Objective —
Please give the review of The Monkey again from "Starring Theo James, Elijah" through "over the years.", substituting "basement" for "attic".

Text segment —
The Monkey, 2025.
Written and Directed by Osgood Perkins.
Starring Theo James, Elijah Wood, Tatiana Maslany, Rohan Campbell, Christian Convery, Adam Scott, Sarah Levy, Colin O’Brien, Zia Newton, Kingston Chan, Osgood Perkins, Laura Mennell, Corin Clark, Danica Dreyer, Dianne Greenwood, and Beatrix Perkins.
SYNOPSIS:
When twin brothers Bill and Hal find their father’s old monkey toy in the attic, a series of gruesome deaths start. The siblings decide to throw the toy away and move on with their lives, growing apart over the years.
Death comes for us all, and it’s reasonable to have that fear, doubly so when a windup, drumming (that speeds up into a menacing rhythm), evil-grinning toy monkey has taken joy in traumatizing someone by repeatedly murdering members of their family by manipulating the environment to cause freak accidents. From writer/director Osgood Perkins and based on the short story by Stephen King, The Monkey isn’t just about that generational trauma but an overwhelming fear of death itself that one cuts themselves off from the rest of the family to ensure everyone’s safety and that they are not responsible if the dispatched, teleporting toy monkey returns to trim the family tree further.
Of course, Hal (Theo James) can’t mention this outright to his wife or young child Petey (Colin O’Brien), lest he be justifiably accused of insanity and tossed into a psych ward. There is a lengthy flashback prologue to him as a child alongside his identical twin brother Bill (both played by Christian Convery in 1999 and Theo James in the present day, each outstanding in dual roles playing polar opposite personalities of mannered and confrontational, polite and vulgar, introverted and extroverted) depicting family issues involving a runaway father, sibling strife, and schoolyard bullying while also setting the stage for what the titular toy monkey can do and where it comes from.
This, including the kills, which have less fanfare buildup than something like Final Destination and are more about the suddenness of death alongside the gleefully deranged ideas themselves, plays out as a dry, twisted comedy teaching the twins about the cruel nature of death at a young age; everyone dies, and that’s f***** up, as their mother (played by Tatiana Maslany) puts it. Death becomes so common that, at one point, Osgood Perkins smash cuts to yet another funeral as a hilarious gag. Of course, the film then doubles back to showcase another bizarre fatal accident. Still, one wishes there was a bit more suspense leading up to some of the kills, especially within a series grouped inside of an admittedly funny montage.

Data section —
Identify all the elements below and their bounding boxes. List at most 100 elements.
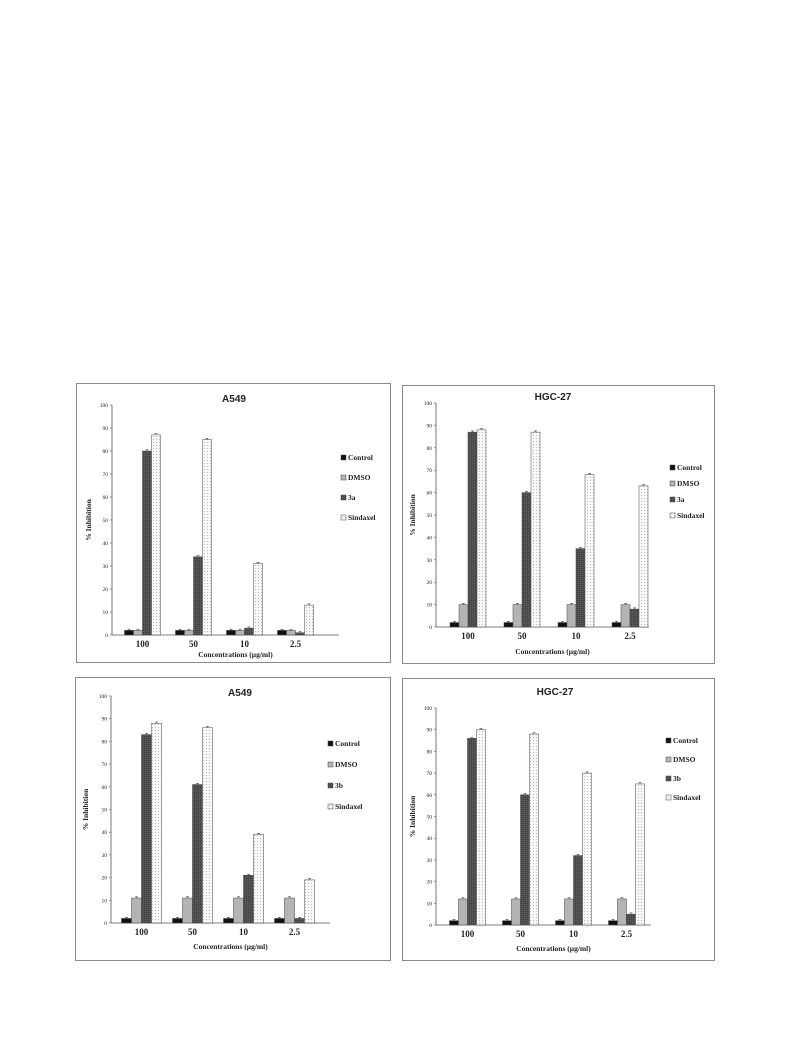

Output for this exercise —
Starring Theo James, Elijah Wood, Tatiana Maslany, Rohan Campbell, Christian Convery, Adam Scott, Sarah Levy, Colin O’Brien, Zia Newton, Kingston Chan, Osgood Perkins, Laura Mennell, Corin Clark, Danica Dreyer, Dianne Greenwood, and Beatrix Perkins.
SYNOPSIS:
When twin brothers Bill and Hal find their father’s old monkey toy in the basement, a series of gruesome deaths start. The siblings decide to throw the toy away and move on with their lives, growing apart over the years.